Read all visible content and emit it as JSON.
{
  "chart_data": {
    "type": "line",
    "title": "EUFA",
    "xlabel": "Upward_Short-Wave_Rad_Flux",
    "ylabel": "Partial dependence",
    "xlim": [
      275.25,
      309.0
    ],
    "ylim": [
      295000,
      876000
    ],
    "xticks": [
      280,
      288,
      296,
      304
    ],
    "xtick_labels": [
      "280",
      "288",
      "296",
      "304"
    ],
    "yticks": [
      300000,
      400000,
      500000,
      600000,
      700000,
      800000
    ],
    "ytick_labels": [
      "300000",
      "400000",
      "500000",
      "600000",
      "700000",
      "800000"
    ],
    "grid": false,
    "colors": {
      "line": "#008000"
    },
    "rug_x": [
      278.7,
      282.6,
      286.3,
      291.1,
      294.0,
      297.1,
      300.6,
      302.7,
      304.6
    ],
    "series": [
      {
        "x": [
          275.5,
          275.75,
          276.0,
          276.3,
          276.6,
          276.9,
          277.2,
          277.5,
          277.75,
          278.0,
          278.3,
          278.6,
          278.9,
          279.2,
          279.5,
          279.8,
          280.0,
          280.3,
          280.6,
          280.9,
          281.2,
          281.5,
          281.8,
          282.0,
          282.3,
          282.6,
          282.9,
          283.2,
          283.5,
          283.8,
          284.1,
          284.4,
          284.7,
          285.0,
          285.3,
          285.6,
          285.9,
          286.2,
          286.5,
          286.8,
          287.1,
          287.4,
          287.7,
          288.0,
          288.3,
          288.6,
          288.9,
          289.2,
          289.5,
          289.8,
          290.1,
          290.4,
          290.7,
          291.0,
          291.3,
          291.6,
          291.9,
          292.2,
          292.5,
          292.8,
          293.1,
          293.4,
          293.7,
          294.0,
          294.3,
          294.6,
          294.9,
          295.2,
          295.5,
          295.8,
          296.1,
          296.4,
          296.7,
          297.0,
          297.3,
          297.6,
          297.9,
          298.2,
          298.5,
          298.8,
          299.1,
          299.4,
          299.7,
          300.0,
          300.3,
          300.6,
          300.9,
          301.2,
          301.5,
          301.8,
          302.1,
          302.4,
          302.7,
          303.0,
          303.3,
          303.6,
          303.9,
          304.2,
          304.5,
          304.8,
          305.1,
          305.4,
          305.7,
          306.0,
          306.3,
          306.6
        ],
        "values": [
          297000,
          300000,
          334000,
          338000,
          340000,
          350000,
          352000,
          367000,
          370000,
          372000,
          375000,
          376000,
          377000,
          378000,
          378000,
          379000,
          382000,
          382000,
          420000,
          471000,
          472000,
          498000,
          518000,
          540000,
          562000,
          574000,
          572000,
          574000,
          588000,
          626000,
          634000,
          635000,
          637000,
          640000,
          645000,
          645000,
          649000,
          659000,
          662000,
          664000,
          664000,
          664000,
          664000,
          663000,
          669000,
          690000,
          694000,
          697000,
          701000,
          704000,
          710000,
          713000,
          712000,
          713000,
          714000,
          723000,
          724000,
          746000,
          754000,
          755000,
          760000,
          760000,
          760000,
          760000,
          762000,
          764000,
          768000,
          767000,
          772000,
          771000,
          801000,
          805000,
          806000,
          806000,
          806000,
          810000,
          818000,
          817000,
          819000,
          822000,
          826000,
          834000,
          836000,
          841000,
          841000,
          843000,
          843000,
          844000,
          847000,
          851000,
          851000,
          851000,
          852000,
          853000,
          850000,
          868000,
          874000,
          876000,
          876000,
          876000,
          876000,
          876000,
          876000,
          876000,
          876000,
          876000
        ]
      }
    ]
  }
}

The problem: The lines above should be duplicated exactly.

Task result:
Read all visible content and emit it as JSON.
{
  "chart_data": {
    "type": "line",
    "title": "EUFA",
    "xlabel": "Upward_Short-Wave_Rad_Flux",
    "ylabel": "Partial dependence",
    "xlim": [
      275.25,
      309.0
    ],
    "ylim": [
      295000,
      876000
    ],
    "xticks": [
      280,
      288,
      296,
      304
    ],
    "xtick_labels": [
      "280",
      "288",
      "296",
      "304"
    ],
    "yticks": [
      300000,
      400000,
      500000,
      600000,
      700000,
      800000
    ],
    "ytick_labels": [
      "300000",
      "400000",
      "500000",
      "600000",
      "700000",
      "800000"
    ],
    "grid": false,
    "colors": {
      "line": "#008000"
    },
    "rug_x": [
      278.7,
      282.6,
      286.3,
      291.1,
      294.0,
      297.1,
      300.6,
      302.7,
      304.6
    ],
    "series": [
      {
        "x": [
          275.5,
          275.75,
          276.0,
          276.3,
          276.6,
          276.9,
          277.2,
          277.5,
          277.75,
          278.0,
          278.3,
          278.6,
          278.9,
          279.2,
          279.5,
          279.8,
          280.0,
          280.3,
          280.6,
          280.9,
          281.2,
          281.5,
          281.8,
          282.0,
          282.3,
          282.6,
          282.9,
          283.2,
          283.5,
          283.8,
          284.1,
          284.4,
          284.7,
          285.0,
          285.3,
          285.6,
          285.9,
          286.2,
          286.5,
          286.8,
          287.1,
          287.4,
          287.7,
          288.0,
          288.3,
          288.6,
          288.9,
          289.2,
          289.5,
          289.8,
          290.1,
          290.4,
          290.7,
          291.0,
          291.3,
          291.6,
          291.9,
          292.2,
          292.5,
          292.8,
          293.1,
          293.4,
          293.7,
          294.0,
          294.3,
          294.6,
          294.9,
          295.2,
          295.5,
          295.8,
          296.1,
          296.4,
          296.7,
          297.0,
          297.3,
          297.6,
          297.9,
          298.2,
          298.5,
          298.8,
          299.1,
          299.4,
          299.7,
          300.0,
          300.3,
          300.6,
          300.9,
          301.2,
          301.5,
          301.8,
          302.1,
          302.4,
          302.7,
          303.0,
          303.3,
          303.6,
          303.9,
          304.2,
          304.5,
          304.8,
          305.1,
          305.4,
          305.7,
          306.0,
          306.3,
          306.6
        ],
        "values": [
          297000,
          300000,
          334000,
          338000,
          340000,
          350000,
          352000,
          367000,
          370000,
          372000,
          375000,
          376000,
          377000,
          378000,
          378000,
          379000,
          382000,
          382000,
          420000,
          471000,
          472000,
          498000,
          518000,
          540000,
          562000,
          574000,
          572000,
          574000,
          588000,
          626000,
          634000,
          635000,
          637000,
          640000,
          645000,
          645000,
          649000,
          659000,
          662000,
          664000,
          664000,
          664000,
          664000,
          663000,
          669000,
          690000,
          694000,
          697000,
          701000,
          704000,
          710000,
          713000,
          712000,
          713000,
          714000,
          723000,
          724000,
          746000,
          754000,
          755000,
          760000,
          760000,
          760000,
          760000,
          762000,
          764000,
          768000,
          767000,
          772000,
          771000,
          801000,
          805000,
          806000,
          806000,
          806000,
          810000,
          818000,
          817000,
          819000,
          822000,
          826000,
          834000,
          836000,
          841000,
          841000,
          843000,
          843000,
          844000,
          847000,
          851000,
          851000,
          851000,
          852000,
          853000,
          850000,
          868000,
          874000,
          876000,
          876000,
          876000,
          876000,
          876000,
          876000,
          876000,
          876000,
          876000
        ]
      }
    ]
  }
}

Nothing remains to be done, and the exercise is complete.